-- start EXCERPTED RECORDS --
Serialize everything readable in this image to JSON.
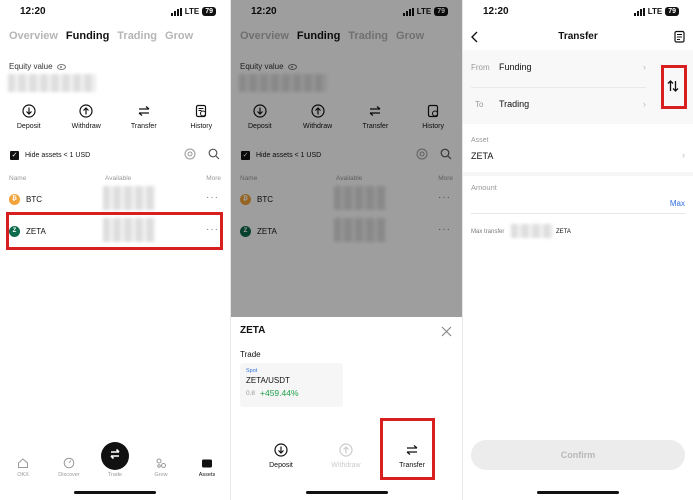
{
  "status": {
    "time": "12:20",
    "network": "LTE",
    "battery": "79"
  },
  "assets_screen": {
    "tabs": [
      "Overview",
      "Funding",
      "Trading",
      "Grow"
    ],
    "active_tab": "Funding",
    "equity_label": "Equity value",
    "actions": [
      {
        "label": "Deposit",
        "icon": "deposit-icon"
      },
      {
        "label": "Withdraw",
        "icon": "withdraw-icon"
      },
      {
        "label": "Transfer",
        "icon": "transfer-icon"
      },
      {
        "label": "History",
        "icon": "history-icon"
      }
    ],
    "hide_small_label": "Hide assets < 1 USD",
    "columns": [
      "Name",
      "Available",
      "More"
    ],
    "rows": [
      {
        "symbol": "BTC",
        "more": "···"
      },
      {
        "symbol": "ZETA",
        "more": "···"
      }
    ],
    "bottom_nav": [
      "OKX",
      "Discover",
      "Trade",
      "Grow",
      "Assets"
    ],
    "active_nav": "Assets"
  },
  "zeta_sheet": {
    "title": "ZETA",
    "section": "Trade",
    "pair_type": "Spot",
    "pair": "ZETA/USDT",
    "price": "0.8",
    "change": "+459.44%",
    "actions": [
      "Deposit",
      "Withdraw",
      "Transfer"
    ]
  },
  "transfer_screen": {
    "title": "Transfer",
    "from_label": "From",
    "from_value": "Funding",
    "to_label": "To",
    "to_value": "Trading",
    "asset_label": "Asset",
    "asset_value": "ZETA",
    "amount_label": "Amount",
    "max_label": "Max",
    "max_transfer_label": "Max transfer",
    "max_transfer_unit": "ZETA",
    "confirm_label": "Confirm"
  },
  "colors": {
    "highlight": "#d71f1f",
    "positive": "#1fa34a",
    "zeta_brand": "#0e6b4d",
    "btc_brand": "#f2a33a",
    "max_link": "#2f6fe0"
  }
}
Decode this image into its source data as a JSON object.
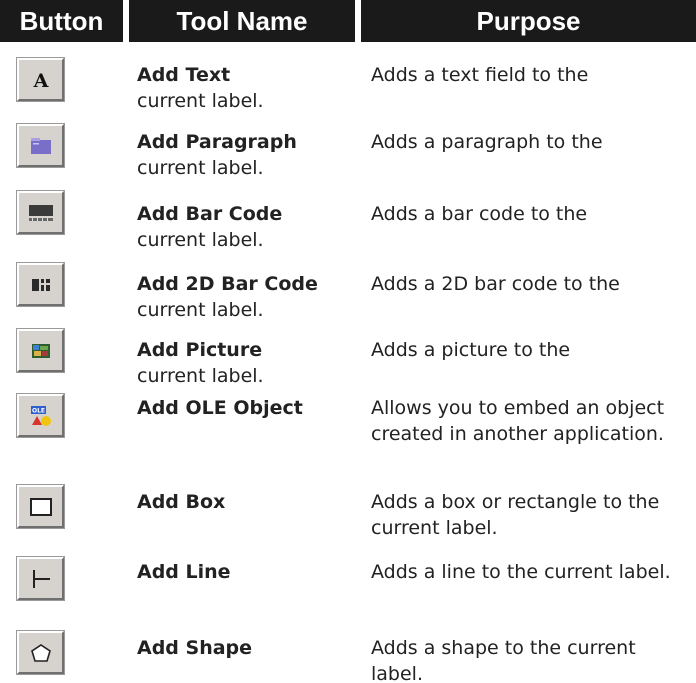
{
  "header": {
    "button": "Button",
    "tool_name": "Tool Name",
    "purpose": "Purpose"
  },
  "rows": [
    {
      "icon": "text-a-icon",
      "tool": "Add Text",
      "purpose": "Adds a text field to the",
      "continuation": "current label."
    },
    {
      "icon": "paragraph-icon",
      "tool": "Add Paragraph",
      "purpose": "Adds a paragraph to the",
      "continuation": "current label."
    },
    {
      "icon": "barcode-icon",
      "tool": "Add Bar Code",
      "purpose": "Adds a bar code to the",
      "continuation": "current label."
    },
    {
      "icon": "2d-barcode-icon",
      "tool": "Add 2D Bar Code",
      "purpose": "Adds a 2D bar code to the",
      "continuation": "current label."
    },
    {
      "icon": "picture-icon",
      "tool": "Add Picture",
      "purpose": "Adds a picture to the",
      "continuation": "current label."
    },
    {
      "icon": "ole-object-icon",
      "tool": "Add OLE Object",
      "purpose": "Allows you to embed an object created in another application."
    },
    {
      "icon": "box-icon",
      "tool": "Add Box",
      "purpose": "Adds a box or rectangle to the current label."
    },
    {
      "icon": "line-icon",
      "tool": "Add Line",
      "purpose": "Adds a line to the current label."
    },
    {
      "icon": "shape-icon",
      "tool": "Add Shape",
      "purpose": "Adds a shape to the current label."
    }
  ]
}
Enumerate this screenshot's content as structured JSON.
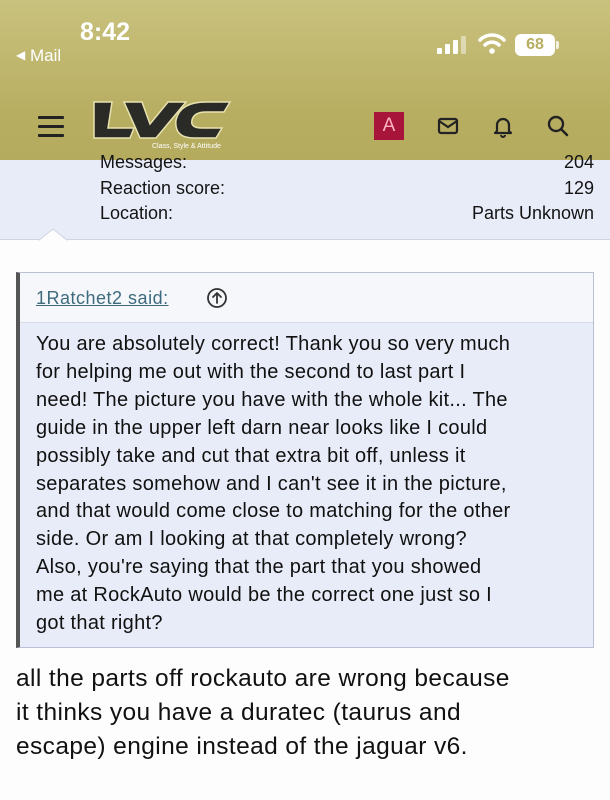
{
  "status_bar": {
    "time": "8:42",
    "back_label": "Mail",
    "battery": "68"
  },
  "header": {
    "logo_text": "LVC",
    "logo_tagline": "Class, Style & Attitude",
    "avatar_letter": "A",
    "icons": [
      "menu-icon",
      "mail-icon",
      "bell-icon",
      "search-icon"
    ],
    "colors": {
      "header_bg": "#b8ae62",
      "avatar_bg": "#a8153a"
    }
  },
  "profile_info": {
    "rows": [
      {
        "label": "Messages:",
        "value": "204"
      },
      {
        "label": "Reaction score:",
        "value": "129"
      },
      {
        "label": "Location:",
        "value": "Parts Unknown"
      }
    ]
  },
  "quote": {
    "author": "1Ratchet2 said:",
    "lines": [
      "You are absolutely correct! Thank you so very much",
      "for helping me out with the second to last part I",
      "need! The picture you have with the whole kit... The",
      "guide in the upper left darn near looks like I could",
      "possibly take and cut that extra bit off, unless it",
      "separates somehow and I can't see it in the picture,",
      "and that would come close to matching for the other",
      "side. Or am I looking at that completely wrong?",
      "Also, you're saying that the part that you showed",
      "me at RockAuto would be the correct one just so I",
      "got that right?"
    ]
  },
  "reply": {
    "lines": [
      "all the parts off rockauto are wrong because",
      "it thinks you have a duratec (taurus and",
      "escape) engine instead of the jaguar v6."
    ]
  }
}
-- end EXCERPTED RECORDS --
-- start EXCERPTED RECORDS --
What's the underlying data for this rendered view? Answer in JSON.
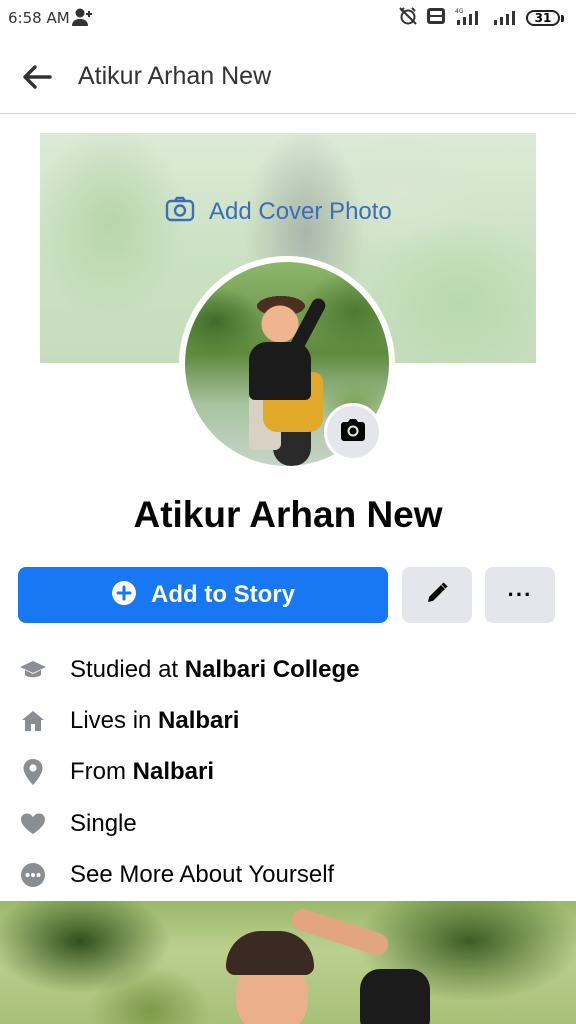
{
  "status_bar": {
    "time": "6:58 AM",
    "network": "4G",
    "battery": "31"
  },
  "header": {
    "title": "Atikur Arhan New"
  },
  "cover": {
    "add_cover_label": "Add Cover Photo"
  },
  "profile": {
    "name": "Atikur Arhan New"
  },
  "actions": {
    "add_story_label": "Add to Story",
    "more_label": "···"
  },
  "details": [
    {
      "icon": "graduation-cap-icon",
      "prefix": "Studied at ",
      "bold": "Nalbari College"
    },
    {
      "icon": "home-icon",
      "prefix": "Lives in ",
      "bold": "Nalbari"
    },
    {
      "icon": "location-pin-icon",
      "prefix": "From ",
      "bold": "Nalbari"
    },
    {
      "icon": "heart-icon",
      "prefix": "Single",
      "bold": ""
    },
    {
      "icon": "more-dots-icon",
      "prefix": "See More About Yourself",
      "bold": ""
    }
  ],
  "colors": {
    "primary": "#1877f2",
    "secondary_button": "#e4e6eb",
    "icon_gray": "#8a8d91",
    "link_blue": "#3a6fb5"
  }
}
-- end EXCERPTED RECORDS --
-- start EXCERPTED RECORDS --
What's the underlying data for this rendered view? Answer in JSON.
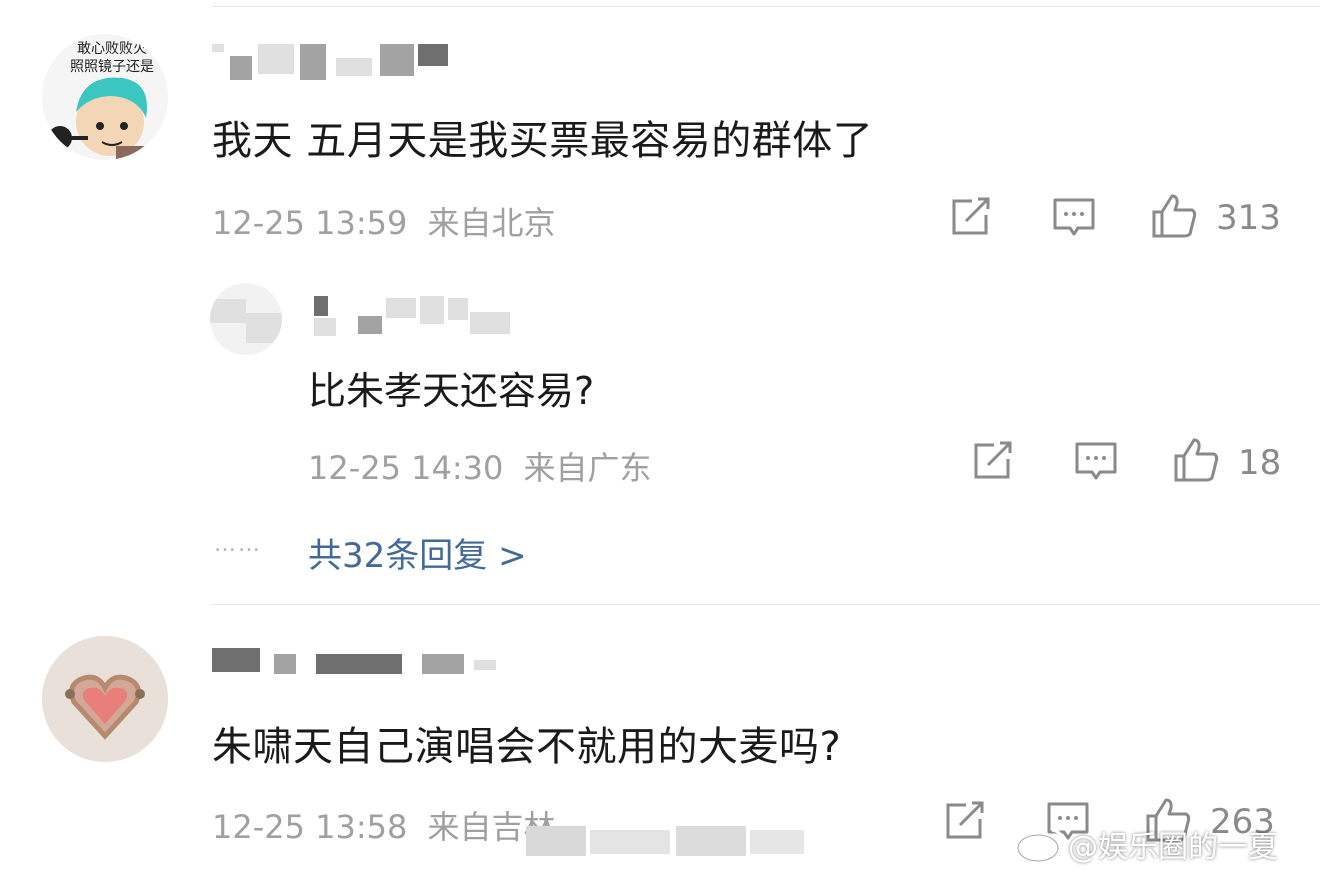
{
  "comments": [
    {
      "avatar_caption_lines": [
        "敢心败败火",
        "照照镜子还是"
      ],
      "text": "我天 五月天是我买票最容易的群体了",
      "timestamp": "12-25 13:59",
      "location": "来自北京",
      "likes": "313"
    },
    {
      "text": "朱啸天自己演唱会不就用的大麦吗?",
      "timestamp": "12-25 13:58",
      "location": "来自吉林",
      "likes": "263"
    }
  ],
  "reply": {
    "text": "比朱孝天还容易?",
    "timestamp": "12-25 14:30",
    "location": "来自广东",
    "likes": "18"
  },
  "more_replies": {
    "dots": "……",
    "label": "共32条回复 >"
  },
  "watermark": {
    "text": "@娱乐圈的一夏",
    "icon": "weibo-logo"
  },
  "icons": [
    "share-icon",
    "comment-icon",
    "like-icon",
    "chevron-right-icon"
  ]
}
-- end EXCERPTED RECORDS --
▶ **AIM**
Copy each line of the records containing the string "title".

▶ **OUTPUT OF THE TASK**
    "title": "ZETA",
    "title": "Transfer",
    "title": "Atikur Arhan New"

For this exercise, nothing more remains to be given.